Transcribe the records below exactly as they appear.

Items from a figure collection
○ ○ ○

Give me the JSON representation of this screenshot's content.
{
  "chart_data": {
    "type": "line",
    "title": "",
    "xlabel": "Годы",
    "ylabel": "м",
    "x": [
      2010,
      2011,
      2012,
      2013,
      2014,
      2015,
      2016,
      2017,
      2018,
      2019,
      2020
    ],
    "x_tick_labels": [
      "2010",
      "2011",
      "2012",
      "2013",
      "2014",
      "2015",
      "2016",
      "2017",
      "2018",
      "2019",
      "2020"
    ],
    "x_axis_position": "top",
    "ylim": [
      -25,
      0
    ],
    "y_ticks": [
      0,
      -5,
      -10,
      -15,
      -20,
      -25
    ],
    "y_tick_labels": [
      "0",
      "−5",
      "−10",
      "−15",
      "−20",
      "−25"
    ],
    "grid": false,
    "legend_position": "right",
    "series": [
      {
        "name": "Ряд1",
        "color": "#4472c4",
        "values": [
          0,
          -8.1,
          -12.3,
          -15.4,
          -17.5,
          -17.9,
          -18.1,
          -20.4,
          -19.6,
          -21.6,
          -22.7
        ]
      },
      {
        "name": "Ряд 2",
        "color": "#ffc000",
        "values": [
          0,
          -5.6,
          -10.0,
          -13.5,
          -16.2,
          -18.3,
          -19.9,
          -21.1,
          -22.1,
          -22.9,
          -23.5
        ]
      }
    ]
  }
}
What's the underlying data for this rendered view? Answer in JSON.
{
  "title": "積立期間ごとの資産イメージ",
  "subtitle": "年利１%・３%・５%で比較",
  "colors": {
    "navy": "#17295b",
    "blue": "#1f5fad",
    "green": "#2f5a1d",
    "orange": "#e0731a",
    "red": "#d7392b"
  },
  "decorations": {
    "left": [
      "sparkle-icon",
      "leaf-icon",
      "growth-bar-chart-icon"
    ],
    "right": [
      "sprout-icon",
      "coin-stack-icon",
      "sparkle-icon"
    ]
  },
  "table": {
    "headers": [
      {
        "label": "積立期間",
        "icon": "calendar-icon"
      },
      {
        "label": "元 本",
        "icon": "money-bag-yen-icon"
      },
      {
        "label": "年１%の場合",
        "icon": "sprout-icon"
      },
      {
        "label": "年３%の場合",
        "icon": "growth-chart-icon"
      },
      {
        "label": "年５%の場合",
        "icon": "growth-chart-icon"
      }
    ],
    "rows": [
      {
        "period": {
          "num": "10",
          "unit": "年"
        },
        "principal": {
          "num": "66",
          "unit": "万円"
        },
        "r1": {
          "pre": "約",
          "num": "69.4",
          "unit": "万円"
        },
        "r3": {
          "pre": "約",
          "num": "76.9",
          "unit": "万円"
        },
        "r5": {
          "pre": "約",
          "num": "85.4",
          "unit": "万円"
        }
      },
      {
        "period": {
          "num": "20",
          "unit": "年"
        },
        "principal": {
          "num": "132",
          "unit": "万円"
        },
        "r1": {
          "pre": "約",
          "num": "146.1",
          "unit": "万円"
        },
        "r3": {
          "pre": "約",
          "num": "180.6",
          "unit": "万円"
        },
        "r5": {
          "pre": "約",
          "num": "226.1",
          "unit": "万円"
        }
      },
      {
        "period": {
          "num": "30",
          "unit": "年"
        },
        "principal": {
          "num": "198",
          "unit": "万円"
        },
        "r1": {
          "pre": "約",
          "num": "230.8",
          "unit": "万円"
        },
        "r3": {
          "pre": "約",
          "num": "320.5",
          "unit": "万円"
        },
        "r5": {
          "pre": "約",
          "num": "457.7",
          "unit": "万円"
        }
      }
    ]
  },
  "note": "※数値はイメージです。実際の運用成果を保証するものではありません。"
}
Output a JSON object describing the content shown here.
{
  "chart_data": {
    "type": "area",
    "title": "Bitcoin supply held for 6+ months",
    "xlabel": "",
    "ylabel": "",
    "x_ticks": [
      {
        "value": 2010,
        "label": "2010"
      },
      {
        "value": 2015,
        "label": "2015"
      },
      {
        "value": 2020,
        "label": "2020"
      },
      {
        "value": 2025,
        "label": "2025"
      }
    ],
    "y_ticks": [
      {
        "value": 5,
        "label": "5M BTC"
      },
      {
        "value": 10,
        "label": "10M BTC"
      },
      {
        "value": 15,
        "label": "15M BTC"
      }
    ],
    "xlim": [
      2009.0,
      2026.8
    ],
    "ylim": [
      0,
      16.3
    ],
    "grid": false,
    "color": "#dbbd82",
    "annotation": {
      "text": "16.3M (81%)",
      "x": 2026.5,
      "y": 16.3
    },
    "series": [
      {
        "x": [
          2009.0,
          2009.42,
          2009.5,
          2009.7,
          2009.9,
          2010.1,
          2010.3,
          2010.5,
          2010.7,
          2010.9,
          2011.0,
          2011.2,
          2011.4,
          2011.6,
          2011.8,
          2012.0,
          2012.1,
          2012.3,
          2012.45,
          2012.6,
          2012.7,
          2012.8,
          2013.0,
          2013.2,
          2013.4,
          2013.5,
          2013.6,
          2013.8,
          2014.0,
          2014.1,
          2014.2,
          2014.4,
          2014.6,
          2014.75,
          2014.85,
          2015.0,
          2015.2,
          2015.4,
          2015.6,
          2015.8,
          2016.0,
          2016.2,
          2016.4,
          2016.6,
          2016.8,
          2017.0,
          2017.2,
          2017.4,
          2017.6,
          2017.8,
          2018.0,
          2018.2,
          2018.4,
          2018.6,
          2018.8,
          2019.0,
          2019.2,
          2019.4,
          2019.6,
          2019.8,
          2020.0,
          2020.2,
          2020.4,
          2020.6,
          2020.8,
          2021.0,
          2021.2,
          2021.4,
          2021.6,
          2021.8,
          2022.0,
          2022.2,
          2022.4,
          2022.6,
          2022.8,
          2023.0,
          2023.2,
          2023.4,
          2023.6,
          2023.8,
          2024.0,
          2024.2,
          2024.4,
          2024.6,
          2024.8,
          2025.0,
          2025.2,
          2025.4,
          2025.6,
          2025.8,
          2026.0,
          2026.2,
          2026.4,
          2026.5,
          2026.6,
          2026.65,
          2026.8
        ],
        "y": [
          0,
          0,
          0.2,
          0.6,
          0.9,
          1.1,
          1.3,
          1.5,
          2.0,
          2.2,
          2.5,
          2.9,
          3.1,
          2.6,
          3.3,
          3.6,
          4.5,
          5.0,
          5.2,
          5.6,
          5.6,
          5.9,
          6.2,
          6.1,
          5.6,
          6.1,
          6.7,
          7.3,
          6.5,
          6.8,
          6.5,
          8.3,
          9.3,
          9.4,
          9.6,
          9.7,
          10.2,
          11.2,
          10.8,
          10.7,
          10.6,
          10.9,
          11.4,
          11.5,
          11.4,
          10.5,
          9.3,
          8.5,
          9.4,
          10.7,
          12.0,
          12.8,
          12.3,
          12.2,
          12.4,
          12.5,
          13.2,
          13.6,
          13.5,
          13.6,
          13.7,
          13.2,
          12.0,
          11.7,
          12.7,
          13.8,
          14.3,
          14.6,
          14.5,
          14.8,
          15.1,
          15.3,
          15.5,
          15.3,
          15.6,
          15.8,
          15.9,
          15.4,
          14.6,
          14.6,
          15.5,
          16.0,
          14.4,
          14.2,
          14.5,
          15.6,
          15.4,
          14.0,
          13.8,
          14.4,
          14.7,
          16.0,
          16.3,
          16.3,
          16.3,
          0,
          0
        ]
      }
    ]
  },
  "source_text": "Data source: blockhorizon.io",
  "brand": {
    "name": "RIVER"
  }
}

○ ○ ○

Solution for this exercise:
Give me the JSON representation of this screenshot's content.
{
  "chart_data": {
    "type": "line",
    "title": "",
    "xlabel": "Годы",
    "ylabel": "м",
    "x": [
      2010,
      2011,
      2012,
      2013,
      2014,
      2015,
      2016,
      2017,
      2018,
      2019,
      2020
    ],
    "x_tick_labels": [
      "2010",
      "2011",
      "2012",
      "2013",
      "2014",
      "2015",
      "2016",
      "2017",
      "2018",
      "2019",
      "2020"
    ],
    "x_axis_position": "top",
    "ylim": [
      -25,
      0
    ],
    "y_ticks": [
      0,
      -5,
      -10,
      -15,
      -20,
      -25
    ],
    "y_tick_labels": [
      "0",
      "−5",
      "−10",
      "−15",
      "−20",
      "−25"
    ],
    "grid": false,
    "legend_position": "right",
    "series": [
      {
        "name": "Ряд1",
        "color": "#4472c4",
        "values": [
          0,
          -8.1,
          -12.3,
          -15.4,
          -17.5,
          -17.9,
          -18.1,
          -20.4,
          -19.6,
          -21.6,
          -22.7
        ]
      },
      {
        "name": "Ряд 2",
        "color": "#ffc000",
        "values": [
          0,
          -5.6,
          -10.0,
          -13.5,
          -16.2,
          -18.3,
          -19.9,
          -21.1,
          -22.1,
          -22.9,
          -23.5
        ]
      }
    ]
  }
}
What's the underlying data for this rendered view? Answer in JSON.
{
  "title": "積立期間ごとの資産イメージ",
  "subtitle": "年利１%・３%・５%で比較",
  "colors": {
    "navy": "#17295b",
    "blue": "#1f5fad",
    "green": "#2f5a1d",
    "orange": "#e0731a",
    "red": "#d7392b"
  },
  "decorations": {
    "left": [
      "sparkle-icon",
      "leaf-icon",
      "growth-bar-chart-icon"
    ],
    "right": [
      "sprout-icon",
      "coin-stack-icon",
      "sparkle-icon"
    ]
  },
  "table": {
    "headers": [
      {
        "label": "積立期間",
        "icon": "calendar-icon"
      },
      {
        "label": "元 本",
        "icon": "money-bag-yen-icon"
      },
      {
        "label": "年１%の場合",
        "icon": "sprout-icon"
      },
      {
        "label": "年３%の場合",
        "icon": "growth-chart-icon"
      },
      {
        "label": "年５%の場合",
        "icon": "growth-chart-icon"
      }
    ],
    "rows": [
      {
        "period": {
          "num": "10",
          "unit": "年"
        },
        "principal": {
          "num": "66",
          "unit": "万円"
        },
        "r1": {
          "pre": "約",
          "num": "69.4",
          "unit": "万円"
        },
        "r3": {
          "pre": "約",
          "num": "76.9",
          "unit": "万円"
        },
        "r5": {
          "pre": "約",
          "num": "85.4",
          "unit": "万円"
        }
      },
      {
        "period": {
          "num": "20",
          "unit": "年"
        },
        "principal": {
          "num": "132",
          "unit": "万円"
        },
        "r1": {
          "pre": "約",
          "num": "146.1",
          "unit": "万円"
        },
        "r3": {
          "pre": "約",
          "num": "180.6",
          "unit": "万円"
        },
        "r5": {
          "pre": "約",
          "num": "226.1",
          "unit": "万円"
        }
      },
      {
        "period": {
          "num": "30",
          "unit": "年"
        },
        "principal": {
          "num": "198",
          "unit": "万円"
        },
        "r1": {
          "pre": "約",
          "num": "230.8",
          "unit": "万円"
        },
        "r3": {
          "pre": "約",
          "num": "320.5",
          "unit": "万円"
        },
        "r5": {
          "pre": "約",
          "num": "457.7",
          "unit": "万円"
        }
      }
    ]
  },
  "note": "※数値はイメージです。実際の運用成果を保証するものではありません。"
}
Output a JSON object describing the content shown here.
{
  "chart_data": {
    "type": "area",
    "title": "Bitcoin supply held for 6+ months",
    "xlabel": "",
    "ylabel": "",
    "x_ticks": [
      {
        "value": 2010,
        "label": "2010"
      },
      {
        "value": 2015,
        "label": "2015"
      },
      {
        "value": 2020,
        "label": "2020"
      },
      {
        "value": 2025,
        "label": "2025"
      }
    ],
    "y_ticks": [
      {
        "value": 5,
        "label": "5M BTC"
      },
      {
        "value": 10,
        "label": "10M BTC"
      },
      {
        "value": 15,
        "label": "15M BTC"
      }
    ],
    "xlim": [
      2009.0,
      2026.8
    ],
    "ylim": [
      0,
      16.3
    ],
    "grid": false,
    "color": "#dbbd82",
    "annotation": {
      "text": "16.3M (81%)",
      "x": 2026.5,
      "y": 16.3
    },
    "series": [
      {
        "x": [
          2009.0,
          2009.42,
          2009.5,
          2009.7,
          2009.9,
          2010.1,
          2010.3,
          2010.5,
          2010.7,
          2010.9,
          2011.0,
          2011.2,
          2011.4,
          2011.6,
          2011.8,
          2012.0,
          2012.1,
          2012.3,
          2012.45,
          2012.6,
          2012.7,
          2012.8,
          2013.0,
          2013.2,
          2013.4,
          2013.5,
          2013.6,
          2013.8,
          2014.0,
          2014.1,
          2014.2,
          2014.4,
          2014.6,
          2014.75,
          2014.85,
          2015.0,
          2015.2,
          2015.4,
          2015.6,
          2015.8,
          2016.0,
          2016.2,
          2016.4,
          2016.6,
          2016.8,
          2017.0,
          2017.2,
          2017.4,
          2017.6,
          2017.8,
          2018.0,
          2018.2,
          2018.4,
          2018.6,
          2018.8,
          2019.0,
          2019.2,
          2019.4,
          2019.6,
          2019.8,
          2020.0,
          2020.2,
          2020.4,
          2020.6,
          2020.8,
          2021.0,
          2021.2,
          2021.4,
          2021.6,
          2021.8,
          2022.0,
          2022.2,
          2022.4,
          2022.6,
          2022.8,
          2023.0,
          2023.2,
          2023.4,
          2023.6,
          2023.8,
          2024.0,
          2024.2,
          2024.4,
          2024.6,
          2024.8,
          2025.0,
          2025.2,
          2025.4,
          2025.6,
          2025.8,
          2026.0,
          2026.2,
          2026.4,
          2026.5,
          2026.6,
          2026.65,
          2026.8
        ],
        "y": [
          0,
          0,
          0.2,
          0.6,
          0.9,
          1.1,
          1.3,
          1.5,
          2.0,
          2.2,
          2.5,
          2.9,
          3.1,
          2.6,
          3.3,
          3.6,
          4.5,
          5.0,
          5.2,
          5.6,
          5.6,
          5.9,
          6.2,
          6.1,
          5.6,
          6.1,
          6.7,
          7.3,
          6.5,
          6.8,
          6.5,
          8.3,
          9.3,
          9.4,
          9.6,
          9.7,
          10.2,
          11.2,
          10.8,
          10.7,
          10.6,
          10.9,
          11.4,
          11.5,
          11.4,
          10.5,
          9.3,
          8.5,
          9.4,
          10.7,
          12.0,
          12.8,
          12.3,
          12.2,
          12.4,
          12.5,
          13.2,
          13.6,
          13.5,
          13.6,
          13.7,
          13.2,
          12.0,
          11.7,
          12.7,
          13.8,
          14.3,
          14.6,
          14.5,
          14.8,
          15.1,
          15.3,
          15.5,
          15.3,
          15.6,
          15.8,
          15.9,
          15.4,
          14.6,
          14.6,
          15.5,
          16.0,
          14.4,
          14.2,
          14.5,
          15.6,
          15.4,
          14.0,
          13.8,
          14.4,
          14.7,
          16.0,
          16.3,
          16.3,
          16.3,
          0,
          0
        ]
      }
    ]
  },
  "source_text": "Data source: blockhorizon.io",
  "brand": {
    "name": "RIVER"
  }
}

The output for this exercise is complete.